**Your objective:** Write out all of the lines below, exactly and completely.

Data records:
++++

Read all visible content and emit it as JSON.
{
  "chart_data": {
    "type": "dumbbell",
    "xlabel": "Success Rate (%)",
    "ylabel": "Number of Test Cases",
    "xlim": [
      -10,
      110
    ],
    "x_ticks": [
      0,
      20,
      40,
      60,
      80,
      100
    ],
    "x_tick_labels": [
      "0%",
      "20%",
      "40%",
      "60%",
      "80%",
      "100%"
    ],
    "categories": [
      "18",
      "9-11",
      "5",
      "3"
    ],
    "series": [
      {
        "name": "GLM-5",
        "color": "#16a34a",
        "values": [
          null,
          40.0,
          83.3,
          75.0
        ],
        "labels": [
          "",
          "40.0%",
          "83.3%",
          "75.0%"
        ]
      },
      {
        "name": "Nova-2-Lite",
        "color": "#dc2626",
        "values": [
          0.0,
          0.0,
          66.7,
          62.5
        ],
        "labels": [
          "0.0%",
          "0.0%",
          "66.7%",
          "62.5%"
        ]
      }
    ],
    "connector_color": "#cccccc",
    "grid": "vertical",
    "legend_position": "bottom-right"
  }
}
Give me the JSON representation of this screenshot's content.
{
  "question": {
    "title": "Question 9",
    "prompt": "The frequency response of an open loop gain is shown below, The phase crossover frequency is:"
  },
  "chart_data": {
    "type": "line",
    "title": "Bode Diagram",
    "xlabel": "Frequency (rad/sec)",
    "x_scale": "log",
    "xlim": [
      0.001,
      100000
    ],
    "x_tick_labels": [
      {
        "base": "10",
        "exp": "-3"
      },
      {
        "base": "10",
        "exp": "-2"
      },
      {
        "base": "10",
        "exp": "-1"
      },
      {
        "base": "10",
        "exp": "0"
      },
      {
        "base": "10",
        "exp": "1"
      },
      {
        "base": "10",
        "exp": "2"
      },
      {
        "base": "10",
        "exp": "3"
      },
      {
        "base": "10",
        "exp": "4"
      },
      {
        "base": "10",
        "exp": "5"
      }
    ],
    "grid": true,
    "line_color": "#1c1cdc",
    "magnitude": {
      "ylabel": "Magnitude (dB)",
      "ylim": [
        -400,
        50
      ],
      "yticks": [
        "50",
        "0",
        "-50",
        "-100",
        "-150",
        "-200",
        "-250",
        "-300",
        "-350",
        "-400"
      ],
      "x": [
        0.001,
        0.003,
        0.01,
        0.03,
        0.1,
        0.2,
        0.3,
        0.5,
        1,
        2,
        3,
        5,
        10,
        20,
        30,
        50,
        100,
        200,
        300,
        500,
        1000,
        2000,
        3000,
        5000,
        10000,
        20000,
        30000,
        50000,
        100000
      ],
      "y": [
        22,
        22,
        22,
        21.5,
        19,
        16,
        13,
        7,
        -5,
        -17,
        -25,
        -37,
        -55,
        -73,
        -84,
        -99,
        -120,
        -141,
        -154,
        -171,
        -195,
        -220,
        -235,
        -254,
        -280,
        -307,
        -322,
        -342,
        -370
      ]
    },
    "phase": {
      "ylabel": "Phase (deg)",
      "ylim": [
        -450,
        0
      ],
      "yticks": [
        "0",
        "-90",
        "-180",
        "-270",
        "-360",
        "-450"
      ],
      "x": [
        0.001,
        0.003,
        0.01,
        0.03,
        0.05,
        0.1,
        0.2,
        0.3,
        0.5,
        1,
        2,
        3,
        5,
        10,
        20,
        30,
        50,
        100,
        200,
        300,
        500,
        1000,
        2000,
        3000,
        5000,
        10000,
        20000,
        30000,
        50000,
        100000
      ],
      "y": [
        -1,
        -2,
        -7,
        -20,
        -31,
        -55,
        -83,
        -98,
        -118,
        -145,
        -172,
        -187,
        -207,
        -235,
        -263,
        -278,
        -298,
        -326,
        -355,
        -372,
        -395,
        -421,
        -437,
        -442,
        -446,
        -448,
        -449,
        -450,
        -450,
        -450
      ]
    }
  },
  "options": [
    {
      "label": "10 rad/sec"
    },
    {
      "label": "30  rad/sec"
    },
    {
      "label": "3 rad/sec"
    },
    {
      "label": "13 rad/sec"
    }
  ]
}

++++

**Task result:**
Read all visible content and emit it as JSON.
{
  "chart_data": {
    "type": "dumbbell",
    "xlabel": "Success Rate (%)",
    "ylabel": "Number of Test Cases",
    "xlim": [
      -10,
      110
    ],
    "x_ticks": [
      0,
      20,
      40,
      60,
      80,
      100
    ],
    "x_tick_labels": [
      "0%",
      "20%",
      "40%",
      "60%",
      "80%",
      "100%"
    ],
    "categories": [
      "18",
      "9-11",
      "5",
      "3"
    ],
    "series": [
      {
        "name": "GLM-5",
        "color": "#16a34a",
        "values": [
          null,
          40.0,
          83.3,
          75.0
        ],
        "labels": [
          "",
          "40.0%",
          "83.3%",
          "75.0%"
        ]
      },
      {
        "name": "Nova-2-Lite",
        "color": "#dc2626",
        "values": [
          0.0,
          0.0,
          66.7,
          62.5
        ],
        "labels": [
          "0.0%",
          "0.0%",
          "66.7%",
          "62.5%"
        ]
      }
    ],
    "connector_color": "#cccccc",
    "grid": "vertical",
    "legend_position": "bottom-right"
  }
}
Give me the JSON representation of this screenshot's content.
{
  "question": {
    "title": "Question 9",
    "prompt": "The frequency response of an open loop gain is shown below, The phase crossover frequency is:"
  },
  "chart_data": {
    "type": "line",
    "title": "Bode Diagram",
    "xlabel": "Frequency (rad/sec)",
    "x_scale": "log",
    "xlim": [
      0.001,
      100000
    ],
    "x_tick_labels": [
      {
        "base": "10",
        "exp": "-3"
      },
      {
        "base": "10",
        "exp": "-2"
      },
      {
        "base": "10",
        "exp": "-1"
      },
      {
        "base": "10",
        "exp": "0"
      },
      {
        "base": "10",
        "exp": "1"
      },
      {
        "base": "10",
        "exp": "2"
      },
      {
        "base": "10",
        "exp": "3"
      },
      {
        "base": "10",
        "exp": "4"
      },
      {
        "base": "10",
        "exp": "5"
      }
    ],
    "grid": true,
    "line_color": "#1c1cdc",
    "magnitude": {
      "ylabel": "Magnitude (dB)",
      "ylim": [
        -400,
        50
      ],
      "yticks": [
        "50",
        "0",
        "-50",
        "-100",
        "-150",
        "-200",
        "-250",
        "-300",
        "-350",
        "-400"
      ],
      "x": [
        0.001,
        0.003,
        0.01,
        0.03,
        0.1,
        0.2,
        0.3,
        0.5,
        1,
        2,
        3,
        5,
        10,
        20,
        30,
        50,
        100,
        200,
        300,
        500,
        1000,
        2000,
        3000,
        5000,
        10000,
        20000,
        30000,
        50000,
        100000
      ],
      "y": [
        22,
        22,
        22,
        21.5,
        19,
        16,
        13,
        7,
        -5,
        -17,
        -25,
        -37,
        -55,
        -73,
        -84,
        -99,
        -120,
        -141,
        -154,
        -171,
        -195,
        -220,
        -235,
        -254,
        -280,
        -307,
        -322,
        -342,
        -370
      ]
    },
    "phase": {
      "ylabel": "Phase (deg)",
      "ylim": [
        -450,
        0
      ],
      "yticks": [
        "0",
        "-90",
        "-180",
        "-270",
        "-360",
        "-450"
      ],
      "x": [
        0.001,
        0.003,
        0.01,
        0.03,
        0.05,
        0.1,
        0.2,
        0.3,
        0.5,
        1,
        2,
        3,
        5,
        10,
        20,
        30,
        50,
        100,
        200,
        300,
        500,
        1000,
        2000,
        3000,
        5000,
        10000,
        20000,
        30000,
        50000,
        100000
      ],
      "y": [
        -1,
        -2,
        -7,
        -20,
        -31,
        -55,
        -83,
        -98,
        -118,
        -145,
        -172,
        -187,
        -207,
        -235,
        -263,
        -278,
        -298,
        -326,
        -355,
        -372,
        -395,
        -421,
        -437,
        -442,
        -446,
        -448,
        -449,
        -450,
        -450,
        -450
      ]
    }
  },
  "options": [
    {
      "label": "10 rad/sec"
    },
    {
      "label": "30  rad/sec"
    },
    {
      "label": "3 rad/sec"
    },
    {
      "label": "13 rad/sec"
    }
  ]
}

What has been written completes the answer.